::: DATASET

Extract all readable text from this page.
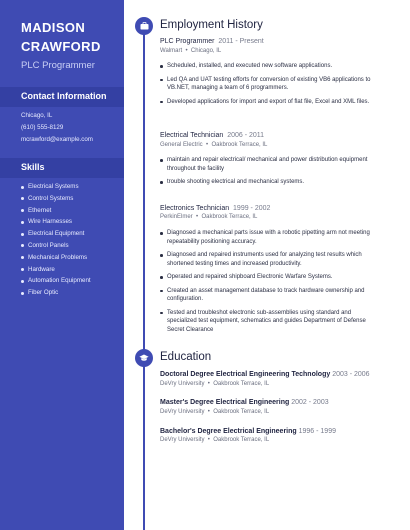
MADISON CRAWFORD
PLC Programmer
Contact Information
Chicago, IL
(610) 555-8129
mcrawford@example.com
Skills
Electrical Systems
Control Systems
Ethernet
Wire Harnesses
Electrical Equipment
Control Panels
Mechanical Problems
Hardware
Automation Equipment
Fiber Optic
Employment History
PLC Programmer 2011 - Present
Walmart  •  Chicago, IL
Scheduled, installed, and executed new software applications.
Led QA and UAT testing efforts for conversion of existing VB6 applications to VB.NET, managing a team of 6 programmers.
Developed applications for import and export of flat file, Excel and XML files.
Electrical Technician 2006 - 2011
General Electric  •  Oakbrook Terrace, IL
maintain and repair electrical/ mechanical and power distribution equipment throughout the facility
trouble shooting electrical and mechanical systems.
Electronics Technician 1999 - 2002
PerkinElmer  •  Oakbrook Terrace, IL
Diagnosed a mechanical parts issue with a robotic pipetting arm not meeting repeatability positioning accuracy.
Diagnosed and repaired instruments used for analyzing test results which shortened testing times and increased productivity.
Operated and repaired shipboard Electronic Warfare Systems.
Created an asset management database to track hardware ownership and configuration.
Tested and troubleshot electronic sub-assemblies using standard and specialized test equipment, schematics and guides Department of Defense Secret Clearance
Education
Doctoral Degree Electrical Engineering Technology 2003 - 2006
DeVry University  •  Oakbrook Terrace, IL
Master's Degree Electrical Engineering 2002 - 2003
DeVry University  •  Oakbrook Terrace, IL
Bachelor's Degree Electrical Engineering 1996 - 1999
DeVry University  •  Oakbrook Terrace, IL
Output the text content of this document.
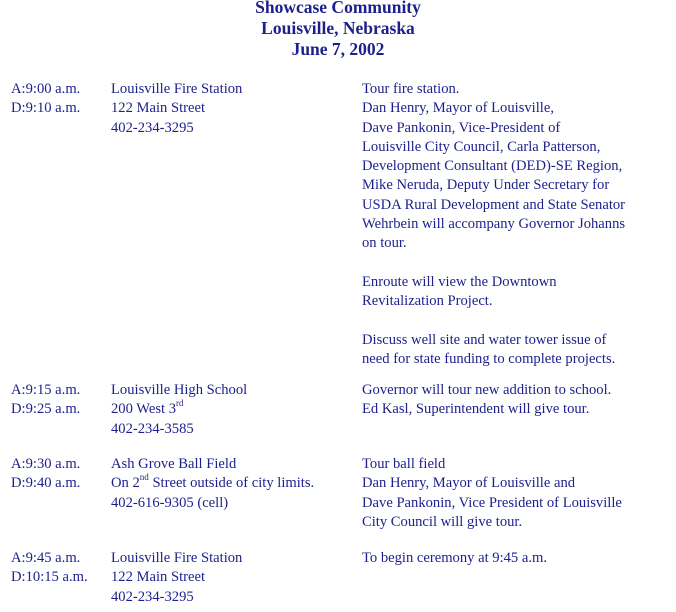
Showcase Community
Louisville, Nebraska
June 7, 2002
A:9:00 a.m.
D:9:10 a.m.
Louisville Fire Station
122 Main Street
402-234-3295
Tour fire station.
Dan Henry, Mayor of Louisville,
Dave Pankonin, Vice-President of
Louisville City Council, Carla Patterson,
Development Consultant (DED)-SE Region,
Mike Neruda, Deputy Under Secretary for
USDA Rural Development and State Senator
Wehrbein will accompany Governor Johanns
on tour.
Enroute will view the Downtown
Revitalization Project.
Discuss well site and water tower issue of
need for state funding to complete projects.
A:9:15 a.m.
D:9:25 a.m.
Louisville High School
200 West 3rd
402-234-3585
Governor will tour new addition to school.
Ed Kasl, Superintendent will give tour.
A:9:30 a.m.
D:9:40 a.m.
Ash Grove Ball Field
On 2nd Street outside of city limits.
402-616-9305 (cell)
Tour ball field
Dan Henry, Mayor of Louisville and
Dave Pankonin, Vice President of Louisville
City Council will give tour.
A:9:45 a.m.
D:10:15 a.m.
Louisville Fire Station
122 Main Street
402-234-3295
To begin ceremony at 9:45 a.m.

::::::

## JOB
Check each line of the data above for the word "applications", then state how many lines have it. Give the number alone.

## COMPLETE OUTPUT
3